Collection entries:
• • • •

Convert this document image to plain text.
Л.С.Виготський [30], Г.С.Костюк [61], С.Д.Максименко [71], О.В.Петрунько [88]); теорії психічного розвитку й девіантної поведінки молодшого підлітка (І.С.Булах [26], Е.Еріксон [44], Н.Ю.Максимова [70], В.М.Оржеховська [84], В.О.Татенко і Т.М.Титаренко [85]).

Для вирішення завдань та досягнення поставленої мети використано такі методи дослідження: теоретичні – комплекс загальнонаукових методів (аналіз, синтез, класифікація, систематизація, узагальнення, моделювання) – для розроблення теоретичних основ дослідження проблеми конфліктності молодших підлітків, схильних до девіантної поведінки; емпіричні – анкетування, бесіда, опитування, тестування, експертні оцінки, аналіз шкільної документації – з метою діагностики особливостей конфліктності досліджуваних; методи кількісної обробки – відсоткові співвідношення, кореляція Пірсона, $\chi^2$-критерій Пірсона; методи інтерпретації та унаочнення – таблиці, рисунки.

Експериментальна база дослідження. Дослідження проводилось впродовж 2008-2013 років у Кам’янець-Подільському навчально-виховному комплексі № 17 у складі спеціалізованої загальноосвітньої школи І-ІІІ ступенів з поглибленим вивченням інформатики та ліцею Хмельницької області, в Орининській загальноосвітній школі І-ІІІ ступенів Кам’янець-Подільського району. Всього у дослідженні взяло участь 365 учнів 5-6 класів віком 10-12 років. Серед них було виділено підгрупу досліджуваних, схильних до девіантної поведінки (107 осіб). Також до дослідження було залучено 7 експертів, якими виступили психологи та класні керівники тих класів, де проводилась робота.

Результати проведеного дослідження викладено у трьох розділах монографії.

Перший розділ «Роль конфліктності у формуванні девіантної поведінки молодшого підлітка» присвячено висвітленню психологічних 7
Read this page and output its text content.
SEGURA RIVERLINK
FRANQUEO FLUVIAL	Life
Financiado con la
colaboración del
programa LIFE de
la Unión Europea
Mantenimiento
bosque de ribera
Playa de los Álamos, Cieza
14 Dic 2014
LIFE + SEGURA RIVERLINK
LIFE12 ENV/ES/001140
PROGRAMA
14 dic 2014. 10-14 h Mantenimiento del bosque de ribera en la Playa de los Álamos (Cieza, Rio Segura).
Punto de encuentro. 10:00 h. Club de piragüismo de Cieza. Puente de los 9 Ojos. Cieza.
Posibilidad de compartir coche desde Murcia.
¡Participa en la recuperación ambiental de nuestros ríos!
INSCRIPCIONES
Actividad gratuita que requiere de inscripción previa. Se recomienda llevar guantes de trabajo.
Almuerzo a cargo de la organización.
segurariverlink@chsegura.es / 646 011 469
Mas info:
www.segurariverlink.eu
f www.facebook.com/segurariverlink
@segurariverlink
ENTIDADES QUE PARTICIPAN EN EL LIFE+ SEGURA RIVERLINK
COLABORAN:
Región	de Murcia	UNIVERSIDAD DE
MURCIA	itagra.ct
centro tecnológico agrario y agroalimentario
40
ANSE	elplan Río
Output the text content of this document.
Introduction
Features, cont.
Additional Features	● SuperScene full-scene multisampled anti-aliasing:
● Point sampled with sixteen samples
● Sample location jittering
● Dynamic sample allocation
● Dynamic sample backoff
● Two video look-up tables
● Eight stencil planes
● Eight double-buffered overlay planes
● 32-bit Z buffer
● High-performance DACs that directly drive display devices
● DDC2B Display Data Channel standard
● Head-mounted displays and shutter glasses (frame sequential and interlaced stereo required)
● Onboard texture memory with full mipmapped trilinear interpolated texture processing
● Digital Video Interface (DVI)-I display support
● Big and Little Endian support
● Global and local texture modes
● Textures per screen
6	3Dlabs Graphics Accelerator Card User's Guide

• • • •

EXERCISE GOAL | Count how many lines of the data include the word "Cieza". Your reply should be that number alone.

THE OUTPUT | 3